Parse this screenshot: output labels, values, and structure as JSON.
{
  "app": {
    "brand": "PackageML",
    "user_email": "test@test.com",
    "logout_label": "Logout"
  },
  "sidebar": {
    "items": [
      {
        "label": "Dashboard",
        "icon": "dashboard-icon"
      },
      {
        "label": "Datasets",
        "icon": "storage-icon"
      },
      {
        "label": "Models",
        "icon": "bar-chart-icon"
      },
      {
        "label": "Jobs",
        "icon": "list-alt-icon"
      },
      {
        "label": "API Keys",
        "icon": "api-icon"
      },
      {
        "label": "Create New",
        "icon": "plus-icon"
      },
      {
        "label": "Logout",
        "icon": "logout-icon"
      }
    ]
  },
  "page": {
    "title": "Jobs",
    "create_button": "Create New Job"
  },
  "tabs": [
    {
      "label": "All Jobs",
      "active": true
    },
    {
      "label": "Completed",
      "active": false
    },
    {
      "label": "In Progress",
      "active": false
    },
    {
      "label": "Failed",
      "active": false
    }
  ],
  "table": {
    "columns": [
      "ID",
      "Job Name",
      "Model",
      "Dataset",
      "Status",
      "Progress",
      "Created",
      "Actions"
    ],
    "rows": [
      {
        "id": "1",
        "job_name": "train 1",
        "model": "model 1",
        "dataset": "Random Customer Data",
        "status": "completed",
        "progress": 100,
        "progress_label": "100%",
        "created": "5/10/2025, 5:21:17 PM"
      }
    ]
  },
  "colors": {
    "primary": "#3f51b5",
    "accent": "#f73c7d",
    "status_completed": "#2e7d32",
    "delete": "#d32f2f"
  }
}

- **Aim of the exercise**
Quote the material exactly, leaving nothing out.

- **Answer for this exercise**
Parse this screenshot: output labels, values, and structure as JSON.
{
  "app": {
    "brand": "PackageML",
    "user_email": "test@test.com",
    "logout_label": "Logout"
  },
  "sidebar": {
    "items": [
      {
        "label": "Dashboard",
        "icon": "dashboard-icon"
      },
      {
        "label": "Datasets",
        "icon": "storage-icon"
      },
      {
        "label": "Models",
        "icon": "bar-chart-icon"
      },
      {
        "label": "Jobs",
        "icon": "list-alt-icon"
      },
      {
        "label": "API Keys",
        "icon": "api-icon"
      },
      {
        "label": "Create New",
        "icon": "plus-icon"
      },
      {
        "label": "Logout",
        "icon": "logout-icon"
      }
    ]
  },
  "page": {
    "title": "Jobs",
    "create_button": "Create New Job"
  },
  "tabs": [
    {
      "label": "All Jobs",
      "active": true
    },
    {
      "label": "Completed",
      "active": false
    },
    {
      "label": "In Progress",
      "active": false
    },
    {
      "label": "Failed",
      "active": false
    }
  ],
  "table": {
    "columns": [
      "ID",
      "Job Name",
      "Model",
      "Dataset",
      "Status",
      "Progress",
      "Created",
      "Actions"
    ],
    "rows": [
      {
        "id": "1",
        "job_name": "train 1",
        "model": "model 1",
        "dataset": "Random Customer Data",
        "status": "completed",
        "progress": 100,
        "progress_label": "100%",
        "created": "5/10/2025, 5:21:17 PM"
      }
    ]
  },
  "colors": {
    "primary": "#3f51b5",
    "accent": "#f73c7d",
    "status_completed": "#2e7d32",
    "delete": "#d32f2f"
  }
}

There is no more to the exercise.